Write out the records that appear below, verbatim and complete, but without pictures.
# start of PROVIDED MATERIAL
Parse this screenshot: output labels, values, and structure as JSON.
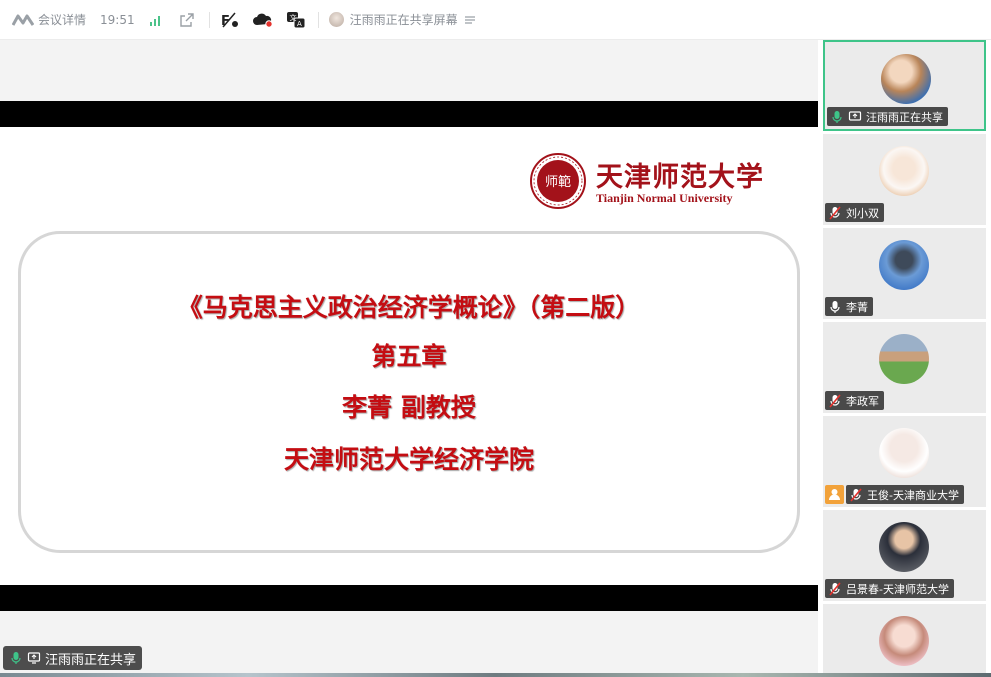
{
  "topbar": {
    "meeting_details_label": "会议详情",
    "time": "19:51",
    "sharing_status": "汪雨雨正在共享屏幕"
  },
  "slide": {
    "university_cn": "天津师范大学",
    "university_en": "Tianjin Normal University",
    "seal_text": "师範",
    "course_title": "《马克思主义政治经济学概论》（第二版）",
    "chapter": "第五章",
    "lecturer": "李菁 副教授",
    "school": "天津师范大学经济学院"
  },
  "stage": {
    "sharer_label": "汪雨雨正在共享"
  },
  "participants": [
    {
      "name": "汪雨雨正在共享",
      "mic": "on",
      "sharing": true,
      "active": true
    },
    {
      "name": "刘小双",
      "mic": "muted"
    },
    {
      "name": "李菁",
      "mic": "on"
    },
    {
      "name": "李政军",
      "mic": "muted"
    },
    {
      "name": "王俊-天津商业大学",
      "mic": "muted",
      "host": true
    },
    {
      "name": "吕景春-天津师范大学",
      "mic": "muted"
    },
    {
      "name": "",
      "mic": "muted"
    }
  ],
  "colors": {
    "accent_green": "#3ec489",
    "slide_red": "#c40d12",
    "host_orange": "#f2a23a"
  }
}
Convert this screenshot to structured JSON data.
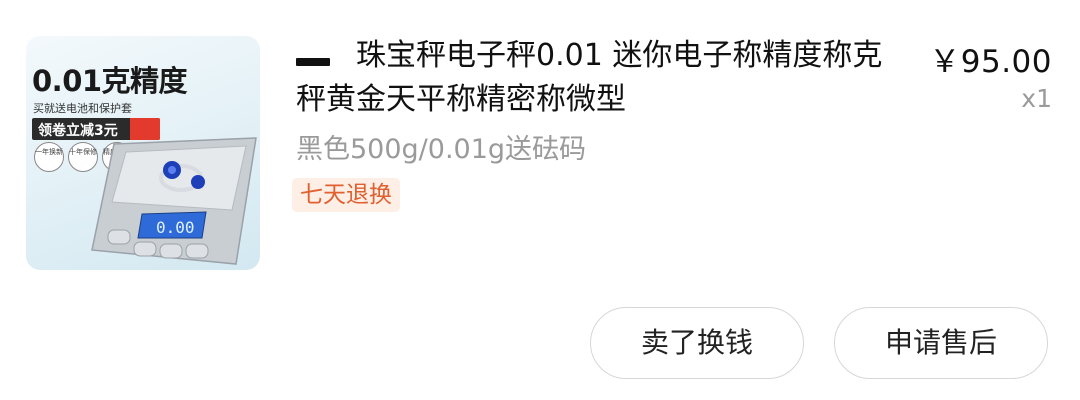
{
  "product": {
    "title": "珠宝秤电子秤0.01 迷你电子称精度称克秤黄金天平称精密称微型",
    "price": "￥95.00",
    "quantity": "x1",
    "variant": "黑色500g/0.01g送砝码",
    "service_tag": "七天退换",
    "thumbnail": {
      "promo_title": "0.01克精度",
      "promo_sub": "买就送电池和保护套",
      "coupon": "领卷立减3元",
      "perks": [
        "一年换新",
        "十年保修",
        "精度利用"
      ],
      "display_value": "0.00"
    }
  },
  "actions": {
    "sell_label": "卖了换钱",
    "aftersale_label": "申请售后"
  },
  "colors": {
    "tag_text": "#e0602f",
    "tag_bg": "#fdeee6",
    "muted_text": "#9a9a9a",
    "button_border": "#d7d7d7"
  }
}
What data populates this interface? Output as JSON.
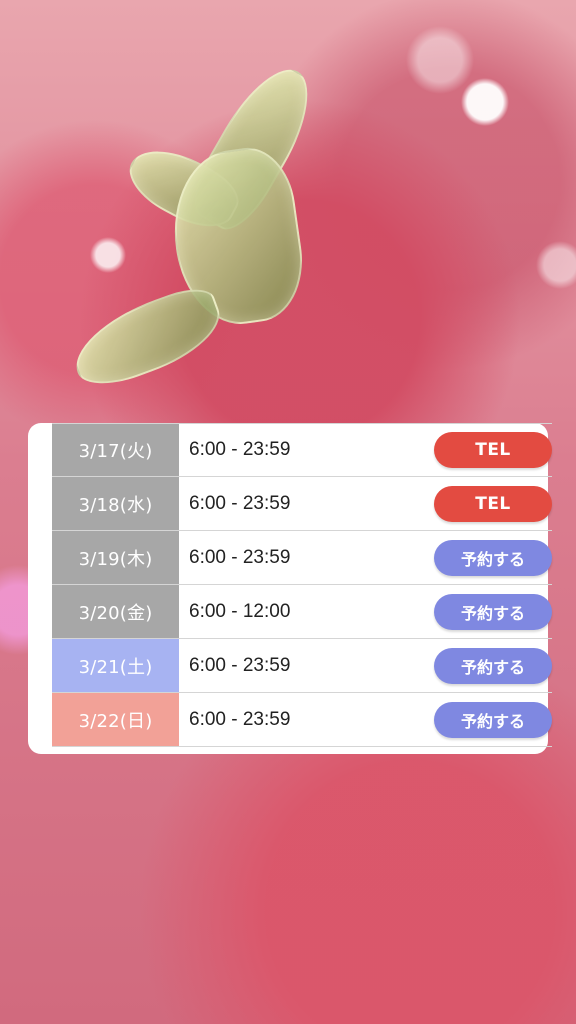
{
  "colors": {
    "weekday_date_bg": "#a7a7a7",
    "saturday_date_bg": "#a7b3f2",
    "sunday_date_bg": "#f2a197",
    "tel_button": "#e34b41",
    "reserve_button": "#7f88e1",
    "panel_bg": "#ffffff"
  },
  "background": {
    "icon": "strawberry-background"
  },
  "schedule": {
    "rows": [
      {
        "date": "3/17(火)",
        "hours": "6:00 - 23:59",
        "action_label": "TEL",
        "action_type": "tel",
        "date_bg": "#a7a7a7"
      },
      {
        "date": "3/18(水)",
        "hours": "6:00 - 23:59",
        "action_label": "TEL",
        "action_type": "tel",
        "date_bg": "#a7a7a7"
      },
      {
        "date": "3/19(木)",
        "hours": "6:00 - 23:59",
        "action_label": "予約する",
        "action_type": "reserve",
        "date_bg": "#a7a7a7"
      },
      {
        "date": "3/20(金)",
        "hours": "6:00 - 12:00",
        "action_label": "予約する",
        "action_type": "reserve",
        "date_bg": "#a7a7a7"
      },
      {
        "date": "3/21(土)",
        "hours": "6:00 - 23:59",
        "action_label": "予約する",
        "action_type": "reserve",
        "date_bg": "#a7b3f2"
      },
      {
        "date": "3/22(日)",
        "hours": "6:00 - 23:59",
        "action_label": "予約する",
        "action_type": "reserve",
        "date_bg": "#f2a197"
      }
    ]
  }
}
# end of PROVIDED MATERIAL
§ **THE SOLUTION**:
Parse this screenshot: output labels, values, and structure as JSON.
{
  "topbar": {
    "meeting_details_label": "会议详情",
    "time": "19:51",
    "sharing_status": "汪雨雨正在共享屏幕"
  },
  "slide": {
    "university_cn": "天津师范大学",
    "university_en": "Tianjin Normal University",
    "seal_text": "师範",
    "course_title": "《马克思主义政治经济学概论》（第二版）",
    "chapter": "第五章",
    "lecturer": "李菁 副教授",
    "school": "天津师范大学经济学院"
  },
  "stage": {
    "sharer_label": "汪雨雨正在共享"
  },
  "participants": [
    {
      "name": "汪雨雨正在共享",
      "mic": "on",
      "sharing": true,
      "active": true
    },
    {
      "name": "刘小双",
      "mic": "muted"
    },
    {
      "name": "李菁",
      "mic": "on"
    },
    {
      "name": "李政军",
      "mic": "muted"
    },
    {
      "name": "王俊-天津商业大学",
      "mic": "muted",
      "host": true
    },
    {
      "name": "吕景春-天津师范大学",
      "mic": "muted"
    },
    {
      "name": "",
      "mic": "muted"
    }
  ],
  "colors": {
    "accent_green": "#3ec489",
    "slide_red": "#c40d12",
    "host_orange": "#f2a23a"
  }
}
Convert this screenshot to structured JSON data.
{
  "product": {
    "title": "珠宝秤电子秤0.01 迷你电子称精度称克秤黄金天平称精密称微型",
    "price": "￥95.00",
    "quantity": "x1",
    "variant": "黑色500g/0.01g送砝码",
    "service_tag": "七天退换",
    "thumbnail": {
      "promo_title": "0.01克精度",
      "promo_sub": "买就送电池和保护套",
      "coupon": "领卷立减3元",
      "perks": [
        "一年换新",
        "十年保修",
        "精度利用"
      ],
      "display_value": "0.00"
    }
  },
  "actions": {
    "sell_label": "卖了换钱",
    "aftersale_label": "申请售后"
  },
  "colors": {
    "tag_text": "#e0602f",
    "tag_bg": "#fdeee6",
    "muted_text": "#9a9a9a",
    "button_border": "#d7d7d7"
  }
}
What data populates this interface? Output as JSON.
{
  "colors": {
    "weekday_date_bg": "#a7a7a7",
    "saturday_date_bg": "#a7b3f2",
    "sunday_date_bg": "#f2a197",
    "tel_button": "#e34b41",
    "reserve_button": "#7f88e1",
    "panel_bg": "#ffffff"
  },
  "background": {
    "icon": "strawberry-background"
  },
  "schedule": {
    "rows": [
      {
        "date": "3/17(火)",
        "hours": "6:00 - 23:59",
        "action_label": "TEL",
        "action_type": "tel",
        "date_bg": "#a7a7a7"
      },
      {
        "date": "3/18(水)",
        "hours": "6:00 - 23:59",
        "action_label": "TEL",
        "action_type": "tel",
        "date_bg": "#a7a7a7"
      },
      {
        "date": "3/19(木)",
        "hours": "6:00 - 23:59",
        "action_label": "予約する",
        "action_type": "reserve",
        "date_bg": "#a7a7a7"
      },
      {
        "date": "3/20(金)",
        "hours": "6:00 - 12:00",
        "action_label": "予約する",
        "action_type": "reserve",
        "date_bg": "#a7a7a7"
      },
      {
        "date": "3/21(土)",
        "hours": "6:00 - 23:59",
        "action_label": "予約する",
        "action_type": "reserve",
        "date_bg": "#a7b3f2"
      },
      {
        "date": "3/22(日)",
        "hours": "6:00 - 23:59",
        "action_label": "予約する",
        "action_type": "reserve",
        "date_bg": "#f2a197"
      }
    ]
  }
}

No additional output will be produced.